TASK PROMPT.
Scan the material below for the string "گروه", and copy every line where it shows up.

____________________

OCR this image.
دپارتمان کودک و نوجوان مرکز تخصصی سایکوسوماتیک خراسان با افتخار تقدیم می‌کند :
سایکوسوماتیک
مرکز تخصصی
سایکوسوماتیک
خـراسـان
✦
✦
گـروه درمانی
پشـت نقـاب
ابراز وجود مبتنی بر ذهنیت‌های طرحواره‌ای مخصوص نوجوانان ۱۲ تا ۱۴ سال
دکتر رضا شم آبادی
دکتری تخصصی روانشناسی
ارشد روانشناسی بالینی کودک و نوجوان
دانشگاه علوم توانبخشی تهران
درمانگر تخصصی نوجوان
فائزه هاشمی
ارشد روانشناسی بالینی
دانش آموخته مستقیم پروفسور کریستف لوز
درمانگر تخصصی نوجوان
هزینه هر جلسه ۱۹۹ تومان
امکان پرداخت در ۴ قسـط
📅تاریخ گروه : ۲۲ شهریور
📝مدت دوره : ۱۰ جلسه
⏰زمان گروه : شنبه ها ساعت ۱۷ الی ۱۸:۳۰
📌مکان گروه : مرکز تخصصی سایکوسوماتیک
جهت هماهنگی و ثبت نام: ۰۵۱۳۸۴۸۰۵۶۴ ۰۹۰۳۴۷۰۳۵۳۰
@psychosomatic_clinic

____________________

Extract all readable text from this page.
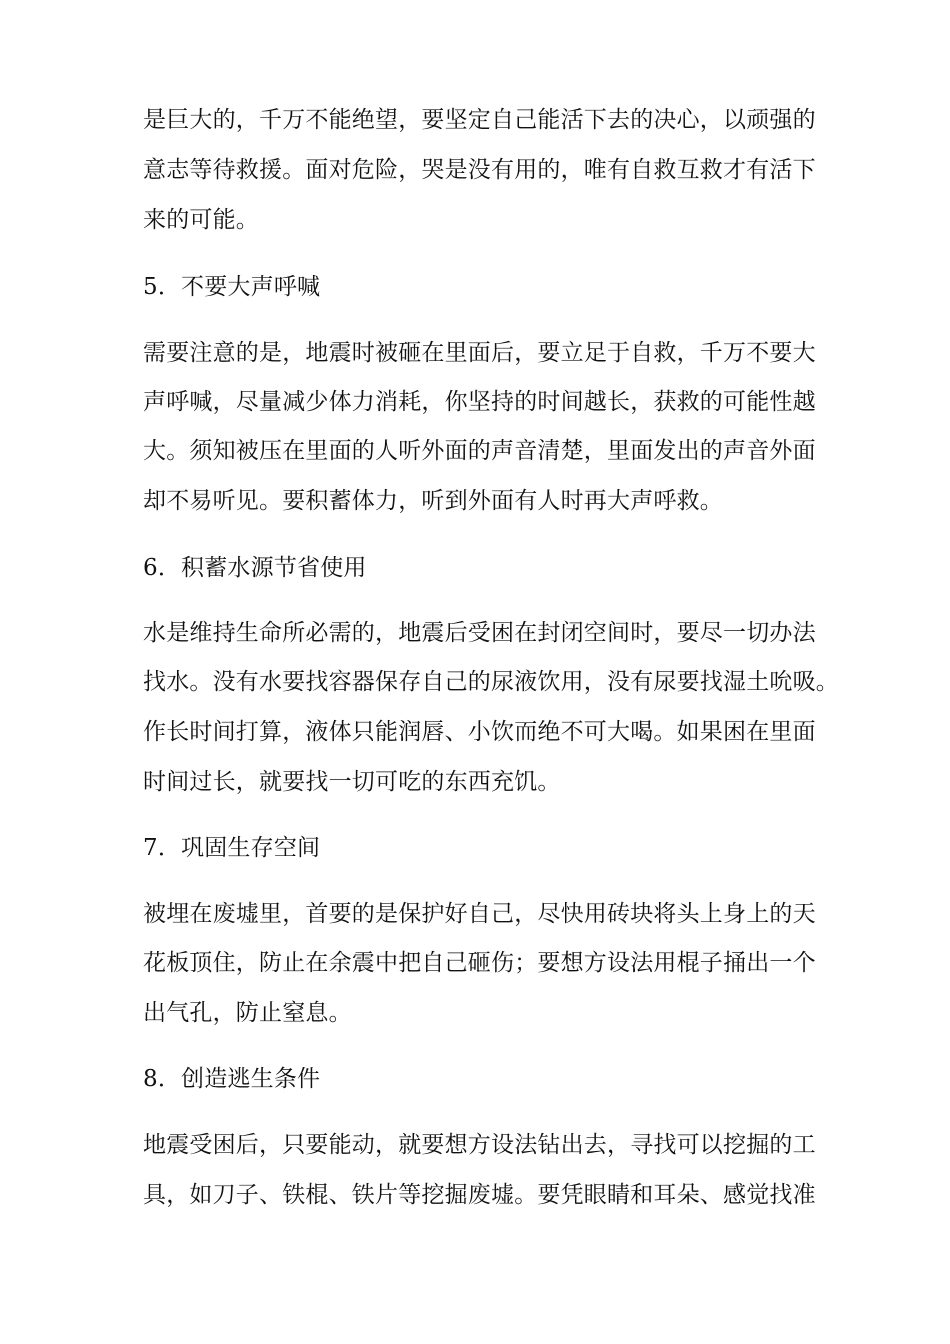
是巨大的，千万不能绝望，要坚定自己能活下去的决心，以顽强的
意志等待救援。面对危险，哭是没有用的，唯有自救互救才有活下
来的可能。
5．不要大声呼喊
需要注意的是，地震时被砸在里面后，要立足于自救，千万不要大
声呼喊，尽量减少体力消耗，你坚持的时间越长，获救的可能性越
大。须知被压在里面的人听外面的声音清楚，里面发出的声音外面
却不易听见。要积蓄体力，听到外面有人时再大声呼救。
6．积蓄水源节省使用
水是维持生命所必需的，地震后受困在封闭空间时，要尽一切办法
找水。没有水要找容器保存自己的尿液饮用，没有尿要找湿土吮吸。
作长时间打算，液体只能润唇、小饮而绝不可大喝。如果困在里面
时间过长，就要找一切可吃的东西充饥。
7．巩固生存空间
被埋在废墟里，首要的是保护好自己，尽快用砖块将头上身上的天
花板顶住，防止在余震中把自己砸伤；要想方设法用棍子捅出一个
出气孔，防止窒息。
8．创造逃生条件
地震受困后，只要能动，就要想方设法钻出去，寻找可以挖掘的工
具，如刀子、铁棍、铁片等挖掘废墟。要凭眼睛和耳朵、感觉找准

____________________

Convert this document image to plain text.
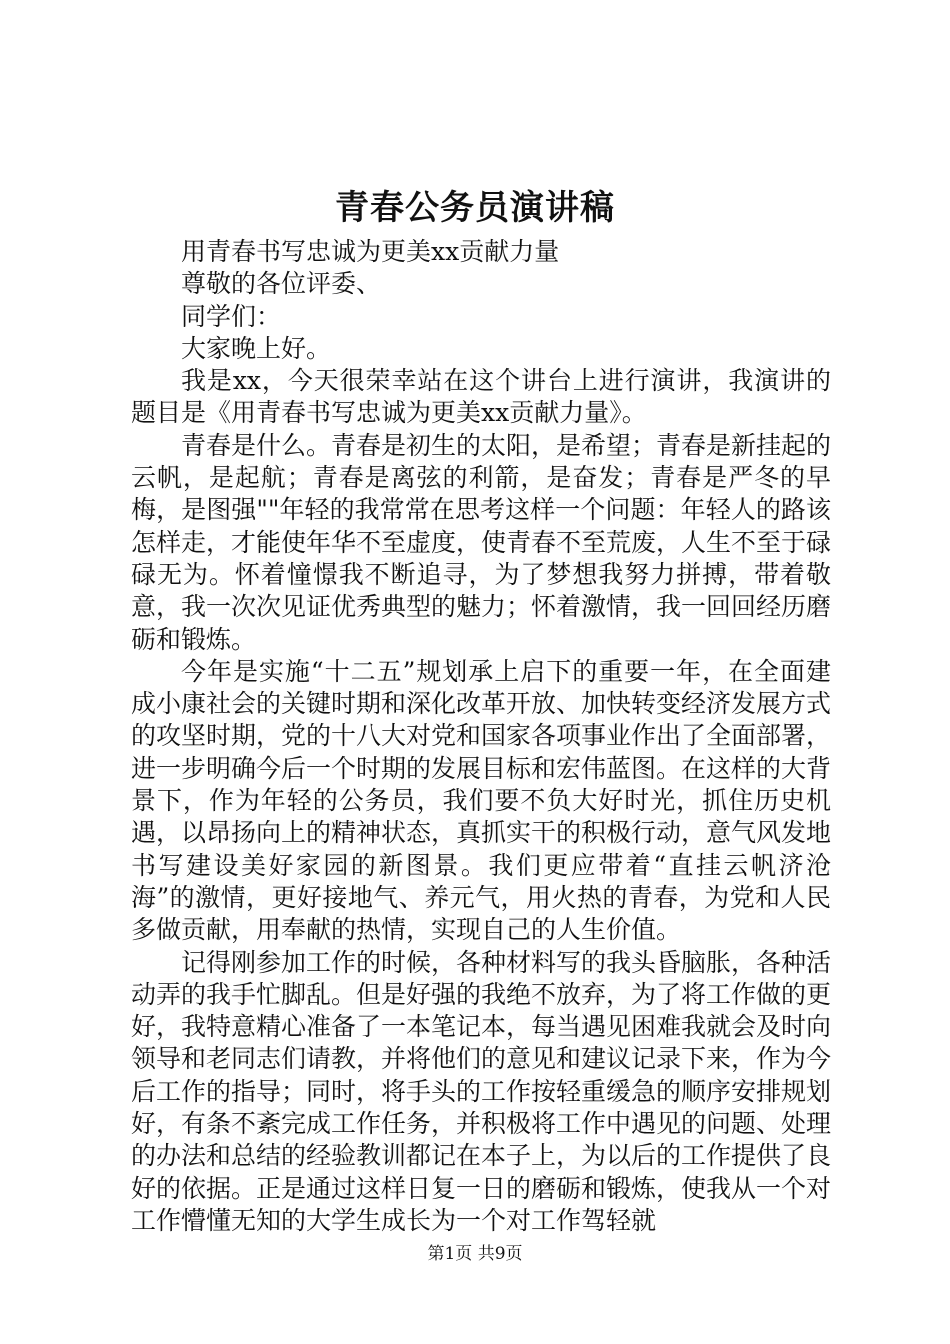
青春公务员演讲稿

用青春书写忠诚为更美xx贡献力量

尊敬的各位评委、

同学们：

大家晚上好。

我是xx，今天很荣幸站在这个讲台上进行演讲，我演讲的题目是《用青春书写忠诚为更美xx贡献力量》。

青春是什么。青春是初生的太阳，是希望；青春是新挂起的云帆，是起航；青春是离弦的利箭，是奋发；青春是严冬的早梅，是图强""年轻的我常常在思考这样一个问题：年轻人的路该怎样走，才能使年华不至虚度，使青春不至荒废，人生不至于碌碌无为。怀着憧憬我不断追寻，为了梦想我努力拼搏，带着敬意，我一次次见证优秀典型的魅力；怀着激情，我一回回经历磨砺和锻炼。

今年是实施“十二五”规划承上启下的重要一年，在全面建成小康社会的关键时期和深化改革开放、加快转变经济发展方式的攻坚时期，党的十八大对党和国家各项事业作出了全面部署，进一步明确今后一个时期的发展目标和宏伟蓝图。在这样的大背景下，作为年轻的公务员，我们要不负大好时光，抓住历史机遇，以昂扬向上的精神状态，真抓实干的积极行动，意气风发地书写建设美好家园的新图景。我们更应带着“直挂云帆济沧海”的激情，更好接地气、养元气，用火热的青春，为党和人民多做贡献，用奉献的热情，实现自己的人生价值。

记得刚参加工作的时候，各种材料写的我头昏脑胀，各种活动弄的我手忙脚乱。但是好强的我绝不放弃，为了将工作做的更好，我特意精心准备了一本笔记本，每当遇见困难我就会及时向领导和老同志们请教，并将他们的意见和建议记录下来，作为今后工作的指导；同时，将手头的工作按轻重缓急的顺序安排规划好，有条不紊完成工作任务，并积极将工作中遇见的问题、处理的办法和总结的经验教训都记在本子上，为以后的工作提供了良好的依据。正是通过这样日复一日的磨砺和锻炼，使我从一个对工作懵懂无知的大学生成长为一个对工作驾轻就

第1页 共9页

____________________

RESULT OF THE TASK.
📅تاریخ گروه : ۲۲ شهریور
⏰زمان گروه : شنبه ها ساعت ۱۷ الی ۱۸:۳۰
📌مکان گروه : مرکز تخصصی سایکوسوماتیک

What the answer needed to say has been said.